====== Given records ======

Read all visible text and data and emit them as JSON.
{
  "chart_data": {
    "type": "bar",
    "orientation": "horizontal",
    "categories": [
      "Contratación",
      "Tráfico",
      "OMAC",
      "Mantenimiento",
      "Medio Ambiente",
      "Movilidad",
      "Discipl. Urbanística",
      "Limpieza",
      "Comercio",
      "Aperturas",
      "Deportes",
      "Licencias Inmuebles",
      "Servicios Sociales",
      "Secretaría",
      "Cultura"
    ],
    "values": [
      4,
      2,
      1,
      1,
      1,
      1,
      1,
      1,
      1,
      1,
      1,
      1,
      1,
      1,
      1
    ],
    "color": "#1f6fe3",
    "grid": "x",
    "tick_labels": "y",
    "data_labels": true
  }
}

======
====== Given records ======

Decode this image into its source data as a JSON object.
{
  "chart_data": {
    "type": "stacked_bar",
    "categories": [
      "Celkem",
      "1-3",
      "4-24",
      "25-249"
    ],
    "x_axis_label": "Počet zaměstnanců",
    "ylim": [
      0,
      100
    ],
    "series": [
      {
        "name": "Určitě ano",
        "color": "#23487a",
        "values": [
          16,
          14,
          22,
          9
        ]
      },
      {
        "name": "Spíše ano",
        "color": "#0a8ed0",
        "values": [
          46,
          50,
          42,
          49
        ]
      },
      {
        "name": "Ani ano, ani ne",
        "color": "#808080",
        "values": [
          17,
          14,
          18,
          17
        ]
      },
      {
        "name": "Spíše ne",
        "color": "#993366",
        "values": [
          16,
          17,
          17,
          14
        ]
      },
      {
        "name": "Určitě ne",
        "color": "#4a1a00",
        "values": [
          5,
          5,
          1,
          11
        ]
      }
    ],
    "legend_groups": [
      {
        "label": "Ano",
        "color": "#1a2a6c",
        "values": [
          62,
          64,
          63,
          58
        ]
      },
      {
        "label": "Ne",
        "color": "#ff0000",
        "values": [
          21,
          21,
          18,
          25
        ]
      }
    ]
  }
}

======

◆ Work required: Extract from the data every line where "name" shows up.

◆ Response:
        "name": "Určitě ano",
        "name": "Spíše ano",
        "name": "Ani ano, ani ne",
        "name": "Spíše ne",
        "name": "Určitě ne",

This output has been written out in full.